Problem details> In the article about the new video game consoles, who is Carter Rogers?

Text for analysis>

****************

The next generation of video game consoles is now here.
Both Microsoft’s Xbox Series X and Sony’s Playstation 5 hit stores this week — the newest chapter in an ongoing face-off between Microsoft and Sony.
At the start of the 21st century, Sony was in control of the video game market, with fans lining up in packed stores to buy the Playstation 2. But less than a year later, Microsoft would release its first ever video game console. The Xbox was big, ugly and powerful; the commercials advertised a new dimension to console gaming: An emphasis on online multi-player and connectivity.
None of this was enough to topple Sony’s reign at the time, but the Xbox did announce the arrival of a new competitor. And since then, the battle between Microsoft and Sony has been a hotly contested one.
This year, both corporate titans are releasing their new consoles at a strange time: during the COVID-19 pandemic.
“Gaming has really reached a lot of new audiences,” says Carter Rogers, an analyst at Nielsen’s SuperData. He adds that despite all the economic insecurity brought on by the pandemic, video games are just as popular as ever, and are facing less competition from other entertainment, like movies and live sports. Earlier this year, the Nintendo Switch console saw hardware shortages as games like Animal Crossing: New Horizons posted record sales numbers.
For the next few months at least, it’s mostly a question of how many devices can be shipped out. Demand certainly won’t be an issue in the near future.

****************

Given data>
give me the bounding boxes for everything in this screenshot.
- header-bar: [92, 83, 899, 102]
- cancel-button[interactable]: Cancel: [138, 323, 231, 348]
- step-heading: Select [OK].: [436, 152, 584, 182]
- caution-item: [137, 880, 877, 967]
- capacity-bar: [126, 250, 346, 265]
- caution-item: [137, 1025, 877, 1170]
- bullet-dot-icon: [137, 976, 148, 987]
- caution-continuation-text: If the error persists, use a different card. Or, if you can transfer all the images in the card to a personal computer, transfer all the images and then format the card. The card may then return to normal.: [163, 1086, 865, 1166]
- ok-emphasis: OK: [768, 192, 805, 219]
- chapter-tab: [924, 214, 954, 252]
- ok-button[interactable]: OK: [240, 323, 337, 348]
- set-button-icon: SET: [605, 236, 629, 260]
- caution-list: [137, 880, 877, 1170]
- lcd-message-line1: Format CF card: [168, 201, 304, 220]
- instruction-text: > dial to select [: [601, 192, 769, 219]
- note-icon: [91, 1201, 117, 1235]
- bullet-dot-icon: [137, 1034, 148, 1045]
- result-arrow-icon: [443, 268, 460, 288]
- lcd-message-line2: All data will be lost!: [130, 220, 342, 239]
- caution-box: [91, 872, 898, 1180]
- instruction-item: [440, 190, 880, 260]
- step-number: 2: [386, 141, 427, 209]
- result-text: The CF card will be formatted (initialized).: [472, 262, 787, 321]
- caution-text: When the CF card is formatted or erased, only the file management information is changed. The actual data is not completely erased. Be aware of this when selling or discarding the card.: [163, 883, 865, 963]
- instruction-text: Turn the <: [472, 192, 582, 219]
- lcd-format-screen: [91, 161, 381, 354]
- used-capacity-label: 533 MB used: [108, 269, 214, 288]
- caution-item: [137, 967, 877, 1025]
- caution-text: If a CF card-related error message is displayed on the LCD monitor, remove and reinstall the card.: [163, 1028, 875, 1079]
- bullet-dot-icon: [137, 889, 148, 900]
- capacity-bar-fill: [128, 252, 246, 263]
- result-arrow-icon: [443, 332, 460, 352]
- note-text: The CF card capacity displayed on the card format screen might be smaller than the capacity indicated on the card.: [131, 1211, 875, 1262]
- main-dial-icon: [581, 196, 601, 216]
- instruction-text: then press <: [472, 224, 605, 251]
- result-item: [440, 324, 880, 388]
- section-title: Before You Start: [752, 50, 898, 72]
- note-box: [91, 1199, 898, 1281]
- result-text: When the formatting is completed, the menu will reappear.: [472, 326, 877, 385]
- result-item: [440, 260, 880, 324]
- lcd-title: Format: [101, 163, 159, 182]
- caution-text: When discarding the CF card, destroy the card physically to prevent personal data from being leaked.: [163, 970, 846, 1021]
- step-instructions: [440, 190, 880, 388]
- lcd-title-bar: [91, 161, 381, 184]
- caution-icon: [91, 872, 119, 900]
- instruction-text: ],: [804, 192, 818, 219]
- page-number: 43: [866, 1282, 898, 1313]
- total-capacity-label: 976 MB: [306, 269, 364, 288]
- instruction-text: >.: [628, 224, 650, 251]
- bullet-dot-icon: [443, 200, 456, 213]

****************

Answer below> An analyst at Nielsen's SuperData.